The second step instead consisted in looking at quote similarities at person level. Again using cosine similarity, we are able to construct a similarity matrix storing similarities for all possible speaker-to-speaker combinations. Considering that at this point the number of speakers was of exactly 5,442, still very high, plotting them is neither useful nor pretty. We instead present an interactive undirected network graph, showing the top-3 similarities for the 50 most talkative persons from each party. Play around with it for as long as you want. The network was created using pyvis
library and some good ol’ javascript
.
Topic Detection
There are several aspects and subtopics about how one can discuss climate change. To detect underlying topics and affiliate quotes with their dominant topic, we followed a structured workflow to build an insightful model based on the Latent Dirichlet Allocation (LDA) algorithm. Before creating the topic model using gensim's native LdaModel
library, we cleaned and tokenized the quotes and additionally added bigrams to the model.
We were able to group the quotations around three distinct topics. The word cloud below with the size of the words proportional to the weight gives an overview about the content of each topic. While topics 1 and 3 are closely related to the discussion about climate change, topic 2 is centered around oil and its economic aspects.

------------------------------------------------------------------------

**CHALLENGES**
• 1. Could you revise the climate quote analysis, starting with "Topic Detection" and going on through "to the model.", so that "quotes" becomes "statements"?
• 2. According to the climate quote analysis, which steps were taken before the topic model was created?
The items come from a different source than the climate quote analysis.

------------------------------------------------------------------------

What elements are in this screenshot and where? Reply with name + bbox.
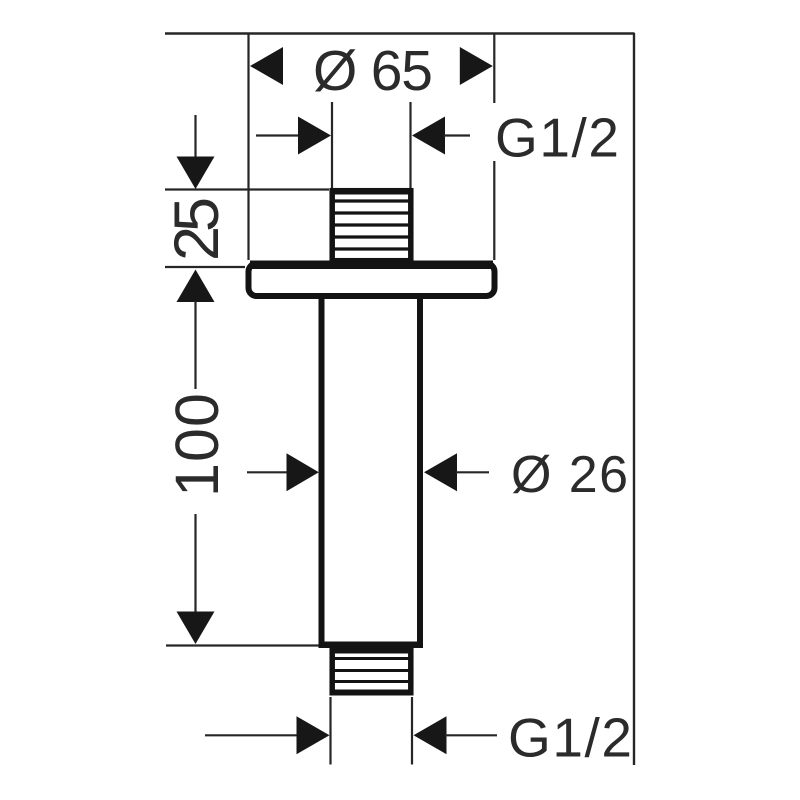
extension line right (G1/2 bottom)	[411, 697, 413, 765]
pipe right wall	[417, 299, 423, 642]
frame top line	[165, 32, 635, 34]
extension line right (G1/2 top)	[409, 102, 411, 188]
dim arrow left (G1/2 top)	[298, 117, 331, 155]
extension line left (flange dia 65)	[247, 34, 249, 260]
svg-text:Ø 26: Ø 26	[511, 446, 628, 504]
dim line right stub (G1/2 bottom)	[445, 734, 497, 736]
frame right line	[633, 33, 635, 765]
pipe bottom shoulder	[319, 642, 424, 649]
escutcheon flange	[249, 261, 495, 297]
extension line top (25 dim, thread top level)	[165, 188, 329, 190]
svg-text:100: 100	[163, 393, 231, 497]
threaded connector top	[330, 188, 414, 261]
extension line left (G1/2 bottom)	[329, 697, 331, 765]
svg-text:Ø 65: Ø 65	[313, 39, 433, 103]
dim line lower segment (100 dim)	[194, 514, 196, 613]
svg-text:G1/2: G1/2	[508, 707, 632, 769]
dim arrow up (100 dim)	[177, 270, 215, 303]
dim line left stub (G1/2 top)	[256, 134, 301, 136]
svg-text:25: 25	[162, 197, 232, 261]
pipe left wall	[319, 299, 325, 642]
extension line right (flange dia 65)	[493, 34, 495, 260]
dim arrow left (dia 26)	[287, 453, 319, 491]
white mask behind G1/2 top text	[486, 103, 628, 161]
dim arrow right (G1/2 bottom)	[414, 716, 447, 754]
dim arrow left (dia 65)	[250, 47, 283, 85]
extension line bottom (100 dim, pipe end level)	[166, 644, 319, 646]
dim line left stub (dia 26)	[247, 471, 289, 473]
dim line upper segment (100 dim)	[194, 301, 196, 389]
dim line left stub (G1/2 bottom)	[205, 734, 299, 736]
dim arrow right (G1/2 top)	[412, 117, 445, 155]
dim arrow down (25 dim)	[194, 115, 196, 158]
dim line right stub (dia 26)	[456, 471, 489, 473]
dim arrow down (100 dim)	[177, 612, 215, 645]
svg-text:G1/2: G1/2	[495, 107, 619, 169]
threaded connector bottom	[330, 648, 414, 696]
dim line right stub (G1/2 top)	[444, 134, 471, 136]
dim arrow right (dia 26)	[424, 453, 457, 491]
extension line bottom (25 dim, flange top level)	[165, 266, 245, 268]
extension line left (G1/2 top)	[331, 102, 333, 188]
dim arrow right (dia 65)	[460, 47, 493, 85]
dim arrow left (G1/2 bottom)	[297, 716, 330, 754]
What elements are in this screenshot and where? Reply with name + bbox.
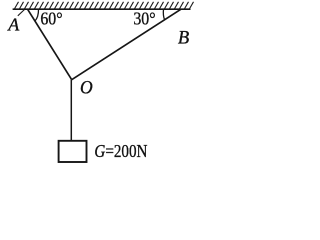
svg-text:60°: 60° [40,9,62,29]
svg-text:G=200N: G=200N [94,141,147,162]
svg-text:B: B [178,29,189,49]
svg-text:O: O [80,77,93,98]
svg-text:30°: 30° [133,9,155,29]
svg-text:A: A [7,15,20,35]
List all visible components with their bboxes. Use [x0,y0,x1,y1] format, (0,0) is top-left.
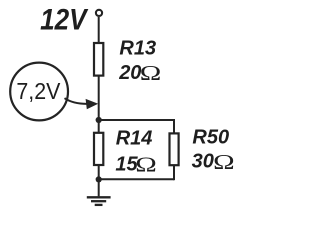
svg-text:Ω: Ω [135,153,157,176]
svg-text:7,2V: 7,2V [16,78,61,104]
wire R13 to node A [98,76,100,120]
svg-text:R50: R50 [192,127,229,149]
svg-text:Ω: Ω [140,62,162,85]
leader arrow from bubble to node A [65,98,88,104]
terminal (open circle) 12V [96,10,102,16]
wire down to R50 [173,119,175,134]
svg-text:R14: R14 [116,127,153,149]
svg-text:30: 30 [192,151,214,173]
voltmeter bubble 7,2V [10,63,68,121]
ground [87,197,111,205]
svg-text:Ω: Ω [213,151,235,174]
wire node A to R14 [98,120,100,134]
node B (junction dot) [96,176,102,182]
svg-text:12V: 12V [40,4,89,37]
resistor R14 [94,133,103,165]
svg-text:R13: R13 [119,37,156,59]
node A (junction dot) [96,117,102,123]
wire terminal to R13 [98,17,100,44]
wire bottom horizontal node B to R50 branch [99,178,174,180]
resistor R50 [170,133,179,165]
wire node A to R50 branch (top horizontal) [99,119,174,121]
wire node B to ground [98,179,100,196]
resistor R13 [94,43,103,76]
svg-text:20: 20 [118,62,141,84]
wire R50 to bottom horizontal [173,165,175,181]
wire R14 to node B [98,165,100,180]
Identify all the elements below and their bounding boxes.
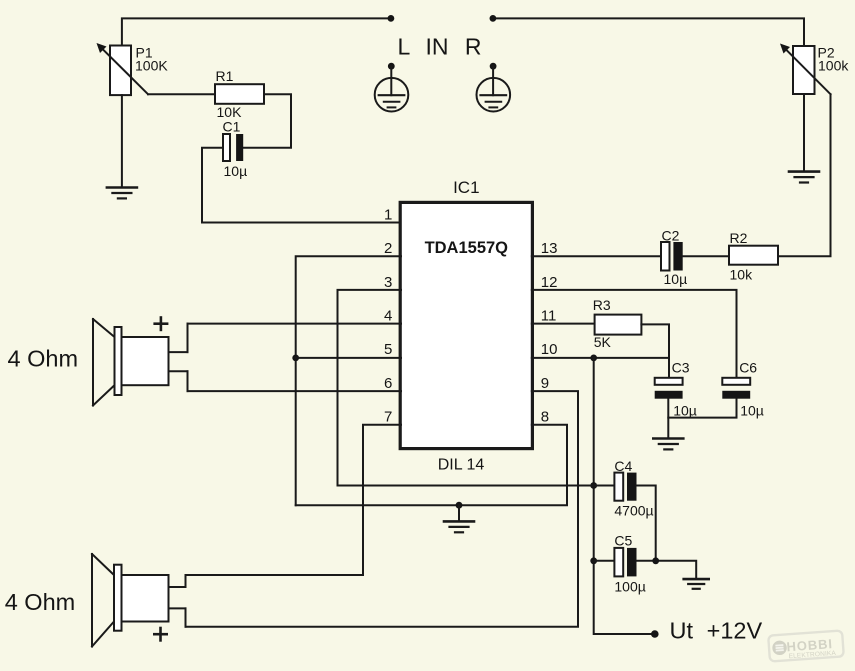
wire P1 wiper to R1 (148, 93, 215, 95)
wire pin 5 (296, 357, 401, 359)
svg-text:4: 4 (384, 308, 392, 325)
IC U1 TDA1557Q body (400, 202, 532, 448)
potentiometer P1 (97, 43, 149, 95)
wire junction rail down to Ut (594, 358, 655, 634)
wire pin 13 to C2 (532, 255, 661, 257)
svg-text:10µ: 10µ (224, 163, 248, 179)
wire pin 10 (532, 357, 669, 359)
resistor R1 (215, 84, 264, 104)
svg-text:10µ: 10µ (664, 271, 688, 287)
node supply rail / C5 wire junction (590, 557, 597, 564)
wire top rail right (R node to P2 top) (493, 18, 804, 46)
svg-text:4 Ohm: 4 Ohm (5, 589, 76, 615)
wire pin 8 down and left to pin 2 rail (296, 425, 567, 506)
wire C4 right down to C5 level (637, 486, 656, 561)
svg-text:10: 10 (541, 341, 558, 358)
node pin 10 junction (590, 355, 597, 362)
wire P1 bottom (121, 95, 123, 186)
speaker LS1 (4 Ohm top) (93, 319, 188, 406)
capacitor C3 (655, 378, 683, 399)
capacitor C6 (722, 378, 750, 399)
ground (below C5) (684, 579, 709, 589)
node Ut terminal dot (651, 630, 659, 638)
svg-text:DIL 14: DIL 14 (438, 456, 485, 473)
connector L (input socket) (375, 63, 409, 112)
svg-text:R2: R2 (730, 230, 748, 246)
capacitor C1 (223, 134, 243, 161)
wire ground stub (458, 505, 460, 520)
svg-text:+12V: +12V (707, 617, 763, 643)
svg-text:10K: 10K (217, 104, 243, 120)
svg-text:C4: C4 (614, 458, 632, 474)
node C4/C5 right junction (652, 557, 659, 564)
svg-text:10k: 10k (730, 266, 754, 282)
svg-text:IC1: IC1 (453, 178, 479, 197)
wire C1 left to IC pin 1 (202, 148, 401, 223)
svg-text:10µ: 10µ (673, 402, 697, 418)
node supply rail / C4 wire junction (590, 482, 597, 489)
wire R1 right down to C1 (243, 94, 291, 148)
wire C3 bottom to ground (667, 399, 669, 438)
capacitor C2 (661, 242, 683, 271)
wire pin 4 (188, 323, 402, 325)
svg-text:C6: C6 (739, 359, 757, 375)
svg-text:1: 1 (384, 206, 392, 223)
svg-text:13: 13 (541, 240, 558, 257)
node R input dot (490, 15, 497, 22)
svg-text:TDA1557Q: TDA1557Q (425, 239, 509, 257)
svg-text:4 Ohm: 4 Ohm (8, 345, 79, 371)
wire P2 wiper down to R2 (778, 94, 831, 256)
svg-text:10µ: 10µ (740, 402, 764, 418)
ground (below C3) (653, 439, 683, 450)
svg-text:3: 3 (384, 274, 392, 291)
capacitor C4 (614, 473, 636, 501)
svg-text:6: 6 (384, 375, 392, 392)
wire C5 right to ground (637, 561, 697, 578)
ground (P1) (107, 188, 137, 199)
potentiometer P2 (780, 44, 831, 95)
svg-text:100k: 100k (818, 58, 849, 74)
resistor R3 (595, 315, 642, 335)
capacitor C5 (614, 548, 636, 577)
svg-text:4700µ: 4700µ (614, 502, 653, 518)
svg-text:IN: IN (426, 34, 449, 60)
svg-text:5K: 5K (594, 334, 612, 350)
wire C6 bottom to C3 bottom (668, 399, 736, 418)
wire pin 7 down to speaker 2 (186, 425, 402, 587)
svg-text:100K: 100K (135, 58, 168, 74)
svg-text:C5: C5 (614, 533, 632, 549)
node pin2/pin5 junction (292, 355, 299, 362)
svg-text:R: R (465, 34, 482, 60)
wire pin 6 (188, 390, 402, 392)
connector R (input socket) (477, 63, 511, 112)
svg-text:C2: C2 (662, 227, 680, 243)
svg-text:C1: C1 (223, 119, 241, 135)
wire pin 3 left and down (338, 290, 402, 486)
wire top rail left (P1 top to L node) (122, 18, 391, 45)
wire C5 left stub (594, 560, 615, 562)
svg-text:5: 5 (384, 341, 392, 358)
wire C2 to R2 (683, 255, 729, 257)
svg-text:C3: C3 (672, 359, 690, 375)
svg-text:R3: R3 (593, 297, 611, 313)
node ground stub on pin8 rail (456, 502, 463, 509)
wire P2 bottom (803, 94, 805, 171)
wire pin 11 to R3 (532, 323, 595, 325)
wire pin 9 down to speaker 2 bottom (186, 391, 579, 627)
wire pin 12 to C6 (532, 290, 737, 378)
ground (P2) (789, 172, 819, 183)
plus mark (LS2) (154, 628, 166, 640)
plus mark (LS1) (155, 318, 167, 330)
svg-text:100µ: 100µ (614, 578, 645, 594)
svg-text:12: 12 (541, 274, 558, 291)
svg-text:7: 7 (384, 409, 392, 426)
ground (below IC) (444, 521, 474, 532)
wire pin3 rail to C4 (338, 485, 615, 487)
svg-text:Ut: Ut (670, 617, 694, 643)
svg-text:8: 8 (541, 409, 549, 426)
svg-text:11: 11 (541, 308, 557, 325)
svg-text:L: L (398, 34, 411, 60)
resistor R2 (729, 246, 778, 265)
svg-text:2: 2 (384, 240, 392, 257)
watermark logo HOBBI Elektronika (768, 630, 844, 661)
speaker LS2 (4 Ohm bottom) (92, 554, 186, 647)
wire R3 right down to C3 (641, 324, 669, 377)
svg-text:R1: R1 (216, 68, 234, 84)
wire pin 2 left and down (296, 256, 401, 505)
node L input dot (388, 15, 395, 22)
svg-text:9: 9 (541, 375, 549, 392)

------------------------------------------------------------------------

**RESULTS OF THE EXERCISE**
• 1.
Topic Detection
There are several aspects and subtopics about how one can discuss climate change. To detect underlying topics and affiliate statements with their dominant topic, we followed a structured workflow to build an insightful model based on the Latent Dirichlet Allocation (LDA) algorithm. Before creating the topic model using gensim's native LdaModel
library, we cleaned and tokenized the statements and additionally added bigrams to the model.

• 2.
- Cleaning the quotes
- Tokenizing the quotes
- Adding bigrams to the model